# Aim
Return every line below in which "τοὺς" appears.

# Supplied information
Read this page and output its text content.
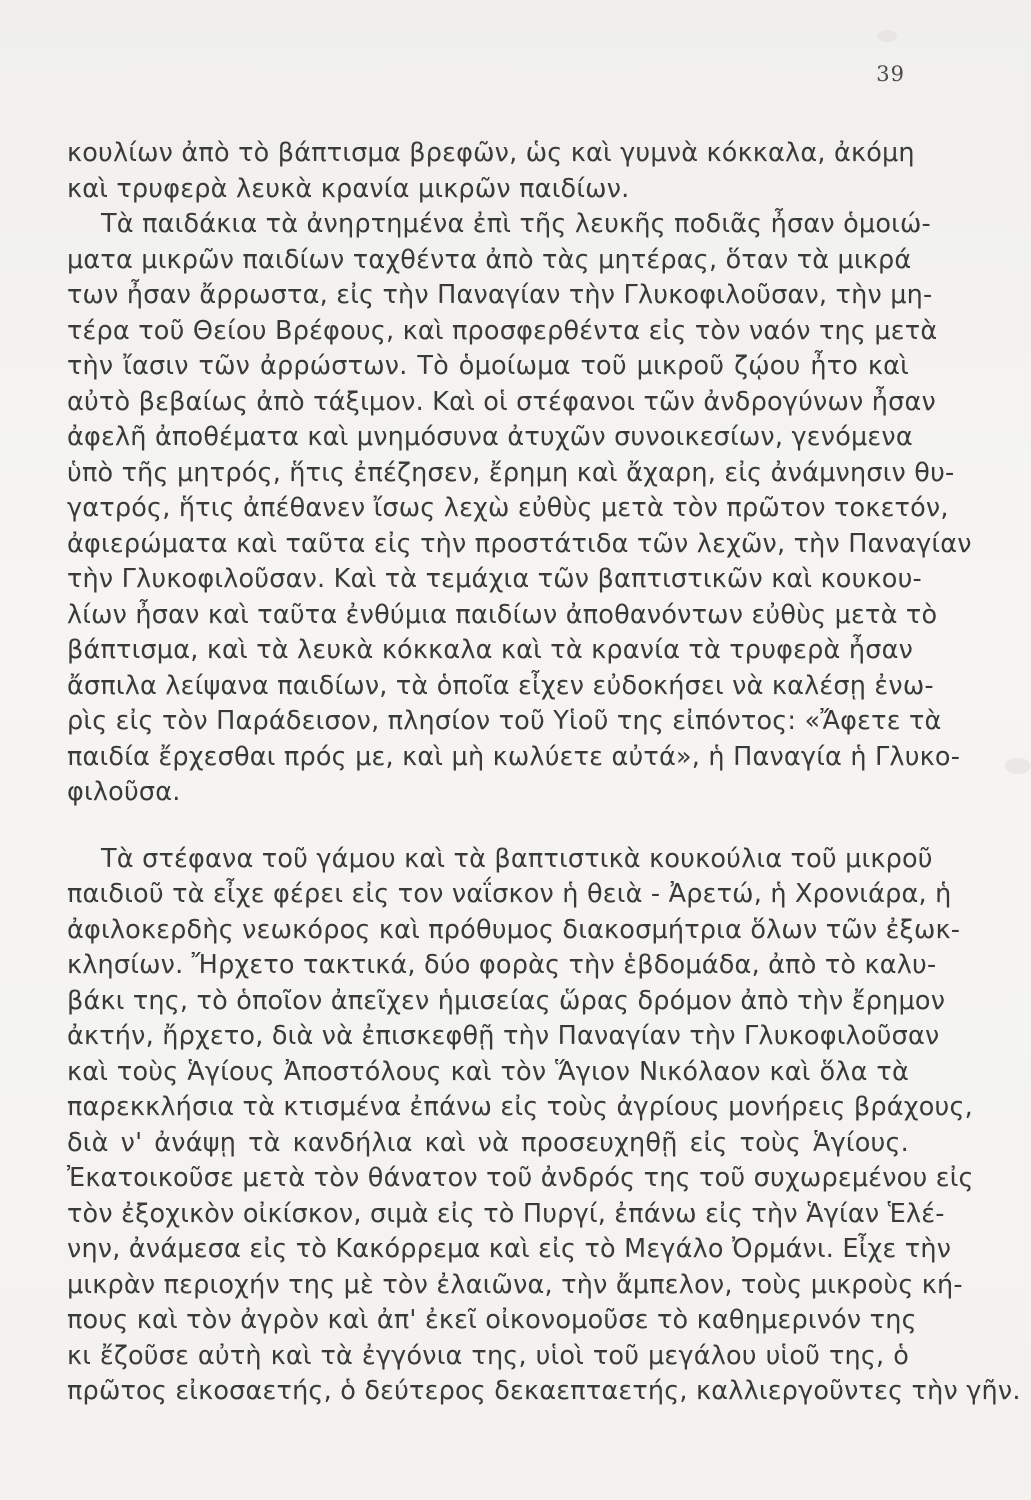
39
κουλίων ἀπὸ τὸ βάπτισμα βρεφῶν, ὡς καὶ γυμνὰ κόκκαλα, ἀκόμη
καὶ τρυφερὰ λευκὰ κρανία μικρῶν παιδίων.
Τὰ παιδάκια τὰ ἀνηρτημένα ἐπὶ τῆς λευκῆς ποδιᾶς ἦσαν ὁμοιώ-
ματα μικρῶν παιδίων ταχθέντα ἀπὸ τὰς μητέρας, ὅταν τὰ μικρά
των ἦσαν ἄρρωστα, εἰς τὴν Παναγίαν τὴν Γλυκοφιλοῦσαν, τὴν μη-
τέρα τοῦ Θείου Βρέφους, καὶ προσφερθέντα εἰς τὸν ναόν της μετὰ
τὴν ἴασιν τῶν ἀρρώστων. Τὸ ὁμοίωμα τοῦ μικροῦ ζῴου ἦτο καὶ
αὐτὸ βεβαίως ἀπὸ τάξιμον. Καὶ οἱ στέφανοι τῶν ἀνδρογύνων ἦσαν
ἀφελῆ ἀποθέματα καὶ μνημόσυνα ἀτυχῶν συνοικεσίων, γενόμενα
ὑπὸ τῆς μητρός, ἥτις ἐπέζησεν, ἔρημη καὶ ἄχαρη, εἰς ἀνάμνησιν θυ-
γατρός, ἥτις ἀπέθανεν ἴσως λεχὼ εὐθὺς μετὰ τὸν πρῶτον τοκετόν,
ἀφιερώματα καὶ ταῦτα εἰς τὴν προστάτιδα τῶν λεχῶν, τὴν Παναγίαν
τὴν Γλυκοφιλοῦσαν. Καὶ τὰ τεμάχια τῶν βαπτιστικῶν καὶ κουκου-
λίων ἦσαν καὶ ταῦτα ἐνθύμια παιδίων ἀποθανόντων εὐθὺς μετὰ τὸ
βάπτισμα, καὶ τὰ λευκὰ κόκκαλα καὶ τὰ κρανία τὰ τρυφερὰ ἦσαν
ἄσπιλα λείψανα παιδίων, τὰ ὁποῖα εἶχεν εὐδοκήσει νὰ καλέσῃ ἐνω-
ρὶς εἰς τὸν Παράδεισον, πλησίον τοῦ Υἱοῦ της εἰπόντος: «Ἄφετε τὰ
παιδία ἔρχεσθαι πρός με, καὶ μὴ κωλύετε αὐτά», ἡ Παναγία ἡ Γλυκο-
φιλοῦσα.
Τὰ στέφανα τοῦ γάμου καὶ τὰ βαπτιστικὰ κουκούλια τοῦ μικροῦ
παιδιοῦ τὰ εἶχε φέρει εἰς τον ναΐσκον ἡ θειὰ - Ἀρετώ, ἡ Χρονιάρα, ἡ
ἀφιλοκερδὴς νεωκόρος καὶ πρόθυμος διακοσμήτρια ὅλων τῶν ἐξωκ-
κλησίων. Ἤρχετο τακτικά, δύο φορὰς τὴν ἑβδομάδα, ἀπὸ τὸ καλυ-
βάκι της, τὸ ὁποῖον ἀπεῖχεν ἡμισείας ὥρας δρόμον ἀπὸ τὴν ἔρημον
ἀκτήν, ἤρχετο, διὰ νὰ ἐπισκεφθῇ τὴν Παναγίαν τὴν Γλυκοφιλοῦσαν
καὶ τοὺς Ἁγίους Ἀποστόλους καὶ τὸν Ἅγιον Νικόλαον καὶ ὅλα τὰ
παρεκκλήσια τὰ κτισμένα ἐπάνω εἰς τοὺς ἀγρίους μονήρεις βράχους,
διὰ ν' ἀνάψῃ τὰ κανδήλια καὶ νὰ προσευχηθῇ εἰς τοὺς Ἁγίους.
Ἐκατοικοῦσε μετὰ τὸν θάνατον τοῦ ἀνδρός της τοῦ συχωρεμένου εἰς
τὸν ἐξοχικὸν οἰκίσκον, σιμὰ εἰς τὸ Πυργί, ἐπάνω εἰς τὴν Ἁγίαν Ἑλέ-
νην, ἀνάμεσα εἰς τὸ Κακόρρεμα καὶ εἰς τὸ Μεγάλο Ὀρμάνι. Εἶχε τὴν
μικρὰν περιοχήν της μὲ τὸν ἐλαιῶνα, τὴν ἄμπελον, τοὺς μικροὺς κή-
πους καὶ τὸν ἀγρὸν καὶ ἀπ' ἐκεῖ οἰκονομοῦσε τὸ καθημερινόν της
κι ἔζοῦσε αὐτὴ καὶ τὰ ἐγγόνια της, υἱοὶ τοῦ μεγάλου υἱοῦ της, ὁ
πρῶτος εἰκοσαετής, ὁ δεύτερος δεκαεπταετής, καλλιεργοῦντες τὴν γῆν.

# Result
καὶ τοὺς Ἁγίους Ἀποστόλους καὶ τὸν Ἅγιον Νικόλαον καὶ ὅλα τὰ
παρεκκλήσια τὰ κτισμένα ἐπάνω εἰς τοὺς ἀγρίους μονήρεις βράχους,
διὰ ν' ἀνάψῃ τὰ κανδήλια καὶ νὰ προσευχηθῇ εἰς τοὺς Ἁγίους.
μικρὰν περιοχήν της μὲ τὸν ἐλαιῶνα, τὴν ἄμπελον, τοὺς μικροὺς κή-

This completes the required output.